### ENTRIES PROVIDED
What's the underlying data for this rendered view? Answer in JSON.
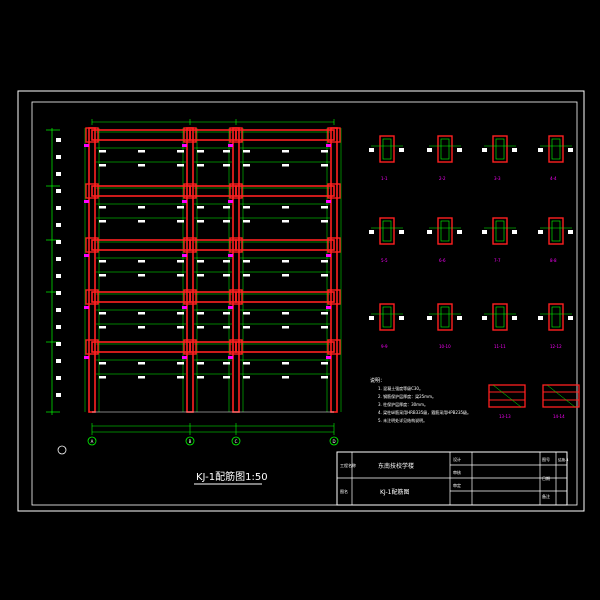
{
  "drawing": {
    "title": "KJ-1配筋图1:50",
    "notes_heading": "说明：",
    "notes": [
      "1. 混凝土强度等级C30。",
      "2. 钢筋保护层厚度：梁25mm。",
      "3. 柱保护层厚度：30mm。",
      "4. 梁柱纵筋采用HRB335级，箍筋采用HPB235级。",
      "5. 未注明处详见结构说明。"
    ],
    "section_labels": [
      "1-1",
      "2-2",
      "3-3",
      "4-4",
      "5-5",
      "6-6",
      "7-7",
      "8-8",
      "9-9",
      "10-10",
      "11-11",
      "12-12",
      "13-13",
      "14-14"
    ],
    "axis_bubbles": [
      "A",
      "B",
      "C",
      "D"
    ]
  },
  "title_block": {
    "project_label": "工程名称",
    "drawing_label": "图名",
    "project_name": "东南技校学楼",
    "drawing_name": "KJ-1配筋图",
    "designer_label": "设计",
    "checker_label": "审核",
    "approver_label": "审定",
    "scale_label": "图号",
    "sheet_label": "日期",
    "remark_label": "备注",
    "drawing_no": "结施-4"
  },
  "colors": {
    "background": "#000000",
    "frame": "#ffffff",
    "beam": "#ff2020",
    "rebar": "#00ff00",
    "dim": "#00ffff",
    "label": "#ff00ff",
    "text": "#ffffff"
  }
}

### EXERCISE DETAILS
Write out every entry again word for word, without any of the pictures.

### THE RESULT
What's the underlying data for this rendered view? Answer in JSON.
{
  "drawing": {
    "title": "KJ-1配筋图1:50",
    "notes_heading": "说明：",
    "notes": [
      "1. 混凝土强度等级C30。",
      "2. 钢筋保护层厚度：梁25mm。",
      "3. 柱保护层厚度：30mm。",
      "4. 梁柱纵筋采用HRB335级，箍筋采用HPB235级。",
      "5. 未注明处详见结构说明。"
    ],
    "section_labels": [
      "1-1",
      "2-2",
      "3-3",
      "4-4",
      "5-5",
      "6-6",
      "7-7",
      "8-8",
      "9-9",
      "10-10",
      "11-11",
      "12-12",
      "13-13",
      "14-14"
    ],
    "axis_bubbles": [
      "A",
      "B",
      "C",
      "D"
    ]
  },
  "title_block": {
    "project_label": "工程名称",
    "drawing_label": "图名",
    "project_name": "东南技校学楼",
    "drawing_name": "KJ-1配筋图",
    "designer_label": "设计",
    "checker_label": "审核",
    "approver_label": "审定",
    "scale_label": "图号",
    "sheet_label": "日期",
    "remark_label": "备注",
    "drawing_no": "结施-4"
  },
  "colors": {
    "background": "#000000",
    "frame": "#ffffff",
    "beam": "#ff2020",
    "rebar": "#00ff00",
    "dim": "#00ffff",
    "label": "#ff00ff",
    "text": "#ffffff"
  }
}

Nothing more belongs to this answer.